YOUR TASKS –
[a] Decide whether each statement agrees with the ARMv7 DMA and cache message, answering yes or no and quoting the deciding words of the message: (i) The reply was sent on a Thursday. (ii) Laurent Pinchart says cache coherency made the overall problem simpler. (iii) The resent version was copied to linux-arm-kernel.
[b] Retype the ARMv7 DMA and cache message from "Date: Thu, 6" to "problem more complex.".
[c] Continue the ARMv7 DMA and cache message from its last sentence.

TEXT SHOWN –
From: Ben Dooks <ben-linux@fluff.org>
To: Laurent Pinchart <laurent.pinchart@ideasonboard.com>
Cc: Hugh Dickins <hugh.dickins@tiscali.co.uk>,
Robin Holt <holt@sgi.com>,
linux-kernel@vger.kernel.org,
v4l2_linux <linux-media@vger.kernel.org>,
linux-arm-kernel@lists.arm.linux.org.uk
Subject: Re: How to efficiently handle DMA and cache on ARMv7 ? (was "Is get_user_pages() enough to prevent pages from being swapped out ?")
Date: Thu, 6 Aug 2009 12:46:19 +0100 [thread overview]
Message-ID: <20090806114619.GW2080@trinity.fluff.org> (raw)
In-Reply-To: <200908061208.22131.laurent.pinchart@ideasonboard.com>
On Thu, Aug 06, 2009 at 12:08:21PM +0200, Laurent Pinchart wrote:
> [Resent with an updated subject, this time CC'ing linux-arm-kernel]
>
> I've spent the last few days "playing" with get_user_pages() and mlock() and
> got some interesting results. It turned out that cache coherency comes into
> play at some point, making the overall problem more complex.

PROVIDED RECORDS –
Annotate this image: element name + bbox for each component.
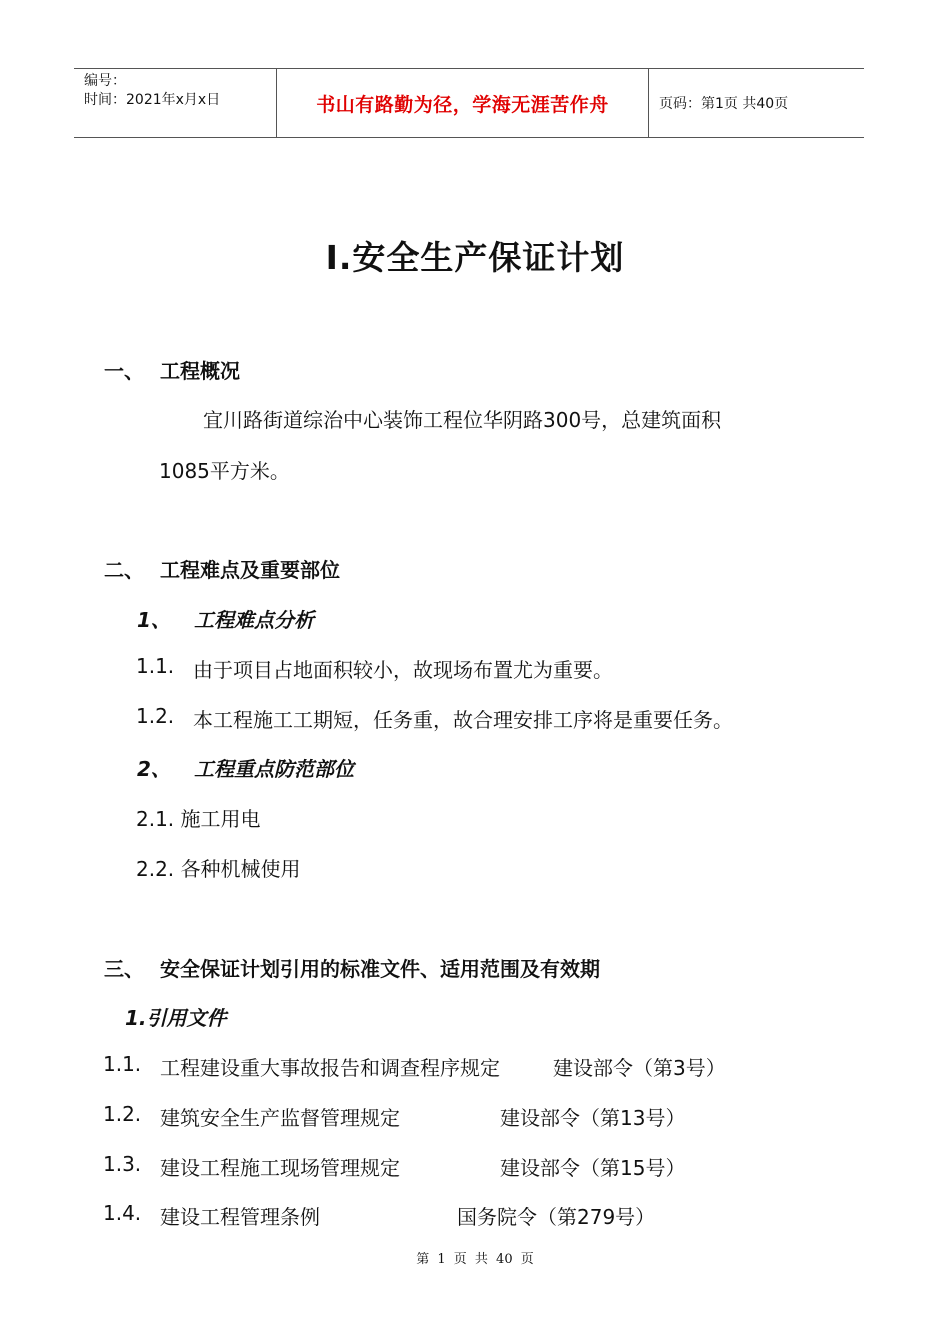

* * *

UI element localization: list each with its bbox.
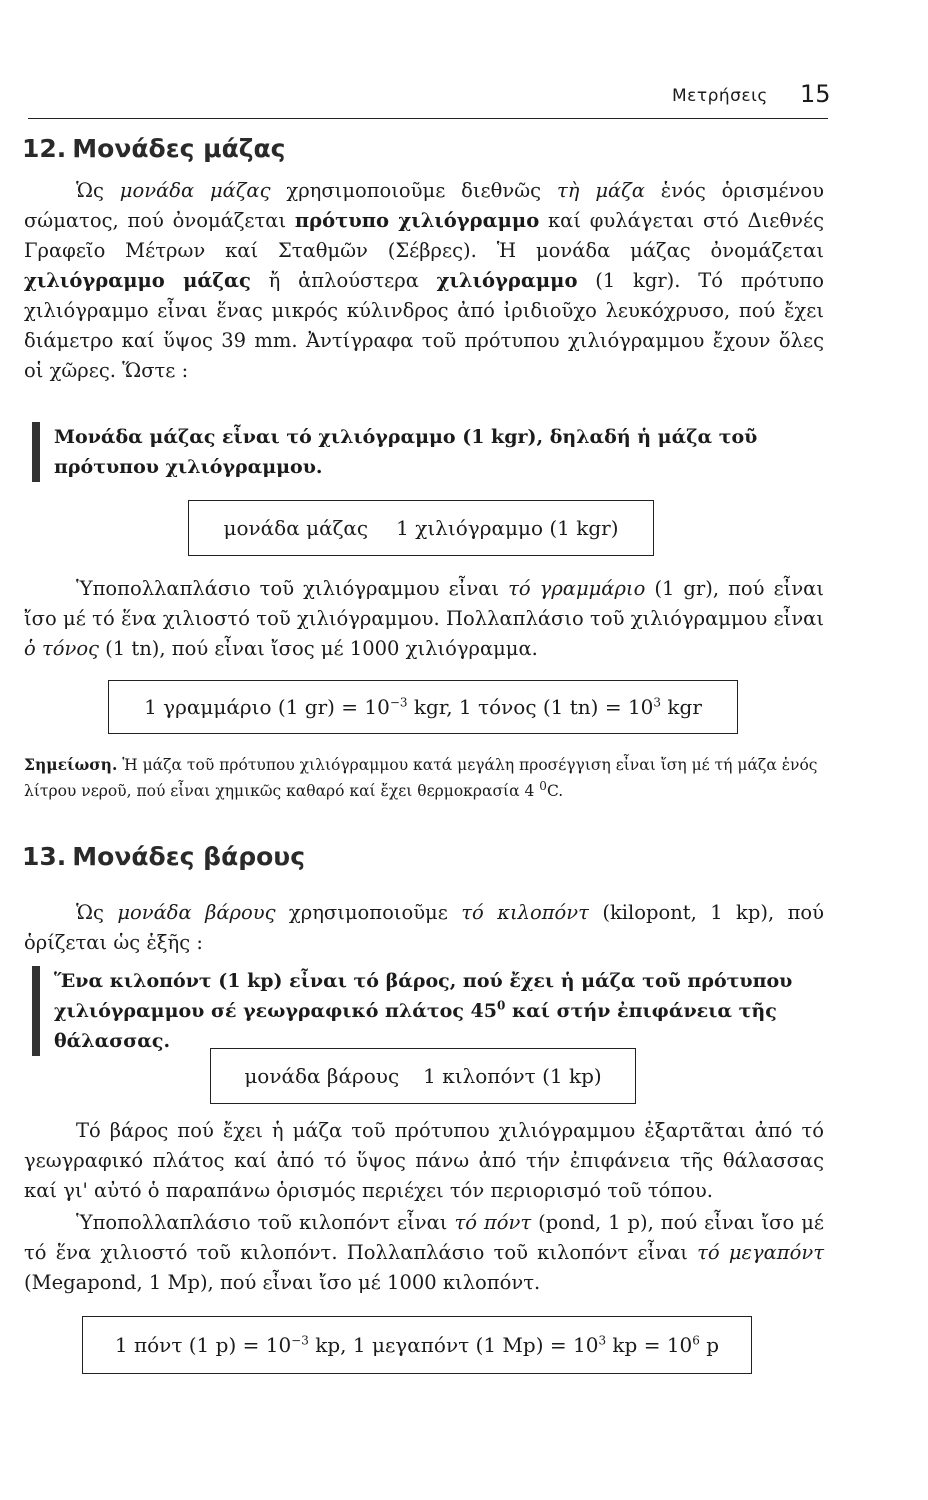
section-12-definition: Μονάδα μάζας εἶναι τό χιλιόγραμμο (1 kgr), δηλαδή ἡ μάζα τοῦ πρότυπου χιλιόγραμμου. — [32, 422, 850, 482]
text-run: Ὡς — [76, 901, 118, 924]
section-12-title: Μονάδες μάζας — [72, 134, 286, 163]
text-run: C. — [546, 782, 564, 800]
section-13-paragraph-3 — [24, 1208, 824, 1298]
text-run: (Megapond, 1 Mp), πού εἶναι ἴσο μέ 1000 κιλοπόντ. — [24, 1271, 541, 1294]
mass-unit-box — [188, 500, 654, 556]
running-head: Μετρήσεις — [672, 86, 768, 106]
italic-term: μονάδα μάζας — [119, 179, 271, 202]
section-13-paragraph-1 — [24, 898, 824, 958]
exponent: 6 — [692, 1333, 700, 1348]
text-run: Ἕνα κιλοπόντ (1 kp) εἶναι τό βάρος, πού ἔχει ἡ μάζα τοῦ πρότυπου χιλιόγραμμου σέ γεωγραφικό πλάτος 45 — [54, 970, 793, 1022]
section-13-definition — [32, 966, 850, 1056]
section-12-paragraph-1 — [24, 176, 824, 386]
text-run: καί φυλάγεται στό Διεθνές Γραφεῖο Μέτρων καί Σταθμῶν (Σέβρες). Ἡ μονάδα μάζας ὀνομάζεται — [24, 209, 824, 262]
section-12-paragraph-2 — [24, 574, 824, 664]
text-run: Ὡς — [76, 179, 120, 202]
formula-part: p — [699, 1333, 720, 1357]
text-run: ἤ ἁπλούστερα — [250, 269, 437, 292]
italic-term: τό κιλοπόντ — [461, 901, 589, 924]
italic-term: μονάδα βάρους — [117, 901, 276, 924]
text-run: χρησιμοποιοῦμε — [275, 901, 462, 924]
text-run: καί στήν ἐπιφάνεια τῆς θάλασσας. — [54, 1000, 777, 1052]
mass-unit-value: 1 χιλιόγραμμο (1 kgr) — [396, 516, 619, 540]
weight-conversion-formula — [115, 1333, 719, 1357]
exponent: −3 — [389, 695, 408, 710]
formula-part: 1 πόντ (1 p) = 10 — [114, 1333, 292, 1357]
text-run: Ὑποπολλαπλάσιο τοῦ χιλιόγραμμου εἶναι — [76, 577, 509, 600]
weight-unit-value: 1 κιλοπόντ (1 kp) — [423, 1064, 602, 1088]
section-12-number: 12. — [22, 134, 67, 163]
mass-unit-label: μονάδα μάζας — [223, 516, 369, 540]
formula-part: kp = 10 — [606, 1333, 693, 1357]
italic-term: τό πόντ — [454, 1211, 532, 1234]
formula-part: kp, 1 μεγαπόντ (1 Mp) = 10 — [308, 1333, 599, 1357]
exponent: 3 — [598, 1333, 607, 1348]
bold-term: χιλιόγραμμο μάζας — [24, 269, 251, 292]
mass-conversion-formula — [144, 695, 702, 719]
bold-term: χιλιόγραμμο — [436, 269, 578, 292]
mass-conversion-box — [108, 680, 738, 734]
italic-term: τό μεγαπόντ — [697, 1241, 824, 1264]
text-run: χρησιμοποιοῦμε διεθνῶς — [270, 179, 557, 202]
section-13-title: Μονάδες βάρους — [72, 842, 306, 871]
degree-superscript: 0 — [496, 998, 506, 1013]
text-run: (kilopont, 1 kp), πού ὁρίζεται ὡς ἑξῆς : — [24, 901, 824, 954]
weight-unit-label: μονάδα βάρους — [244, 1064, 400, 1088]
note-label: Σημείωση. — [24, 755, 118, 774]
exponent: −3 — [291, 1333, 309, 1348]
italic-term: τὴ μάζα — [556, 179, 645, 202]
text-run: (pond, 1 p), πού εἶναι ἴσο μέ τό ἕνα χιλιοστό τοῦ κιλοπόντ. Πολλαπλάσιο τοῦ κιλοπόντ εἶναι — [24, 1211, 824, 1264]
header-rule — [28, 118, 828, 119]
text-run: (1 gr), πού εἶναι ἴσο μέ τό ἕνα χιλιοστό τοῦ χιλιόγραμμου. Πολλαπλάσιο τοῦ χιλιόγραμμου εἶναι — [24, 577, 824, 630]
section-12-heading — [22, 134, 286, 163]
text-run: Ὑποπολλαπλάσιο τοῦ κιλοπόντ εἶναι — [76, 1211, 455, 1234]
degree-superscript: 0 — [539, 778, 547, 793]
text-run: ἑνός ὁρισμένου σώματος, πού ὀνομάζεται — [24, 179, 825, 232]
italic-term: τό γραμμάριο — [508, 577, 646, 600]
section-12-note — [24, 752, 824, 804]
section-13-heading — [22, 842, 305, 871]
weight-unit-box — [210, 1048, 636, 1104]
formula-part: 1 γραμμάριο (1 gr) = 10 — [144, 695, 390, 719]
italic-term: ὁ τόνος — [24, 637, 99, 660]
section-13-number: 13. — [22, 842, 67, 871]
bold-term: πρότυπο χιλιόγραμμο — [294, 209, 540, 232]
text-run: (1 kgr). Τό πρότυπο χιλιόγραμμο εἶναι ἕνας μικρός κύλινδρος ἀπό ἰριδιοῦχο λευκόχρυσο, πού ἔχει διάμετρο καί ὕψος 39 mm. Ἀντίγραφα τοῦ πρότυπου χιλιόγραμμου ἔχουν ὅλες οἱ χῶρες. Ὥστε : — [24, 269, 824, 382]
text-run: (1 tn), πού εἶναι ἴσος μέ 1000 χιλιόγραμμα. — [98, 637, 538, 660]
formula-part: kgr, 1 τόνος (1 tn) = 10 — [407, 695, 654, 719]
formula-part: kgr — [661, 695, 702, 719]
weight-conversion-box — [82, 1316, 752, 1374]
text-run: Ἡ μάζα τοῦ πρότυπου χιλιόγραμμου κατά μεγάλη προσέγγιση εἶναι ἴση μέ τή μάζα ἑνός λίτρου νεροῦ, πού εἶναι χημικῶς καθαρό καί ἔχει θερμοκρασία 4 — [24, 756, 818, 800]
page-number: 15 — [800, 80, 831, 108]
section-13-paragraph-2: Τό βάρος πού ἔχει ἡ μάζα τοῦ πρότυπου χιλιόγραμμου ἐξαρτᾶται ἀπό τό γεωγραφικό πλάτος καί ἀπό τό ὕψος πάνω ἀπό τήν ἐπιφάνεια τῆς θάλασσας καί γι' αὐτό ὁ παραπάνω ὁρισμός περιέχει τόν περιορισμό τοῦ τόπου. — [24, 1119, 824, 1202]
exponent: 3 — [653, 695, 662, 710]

SOLVED TASKS –
[a]
(i) Yes: "Thu, 6 Aug 2009 12:46:19 +0100"
(ii) No: "making the overall problem more complex."
(iii) Yes: "this time CC'ing linux-arm-kernel"

[b]
Date: Thu, 6 Aug 2009 12:46:19 +0100 [thread overview]
Message-ID: <20090806114619.GW2080@trinity.fluff.org> (raw)
In-Reply-To: <200908061208.22131.laurent.pinchart@ideasonboard.com>
On Thu, Aug 06, 2009 at 12:08:21PM +0200, Laurent Pinchart wrote:
> [Resent with an updated subject, this time CC'ing linux-arm-kernel]
>
> I've spent the last few days "playing" with get_user_pages() and mlock() and
> got some interesting results. It turned out that cache coherency comes into
> play at some point, making the overall problem more complex.

[c]
>
> Here's my current setup:
>
> - OMAP processor, based on an ARMv7 core
> - MMU and IOMMU
> - VIPT non-aliasing data cache
> - video capture driver that transfers data to memory using DMA
> - video capture application that pass userspace pointers to video buffers to
> the driver
>
> My goal is to make sure that, upon DMA completion, the correct data will be
> available to the userspace application.
>
> The first problem was to pin pages to memory, to make sure they will not be
> freed when the DMA is in progress. videobug-dma-sg uses get_user_pages() for
> that, and Hugh Dickins nicely explained to me why this is enough.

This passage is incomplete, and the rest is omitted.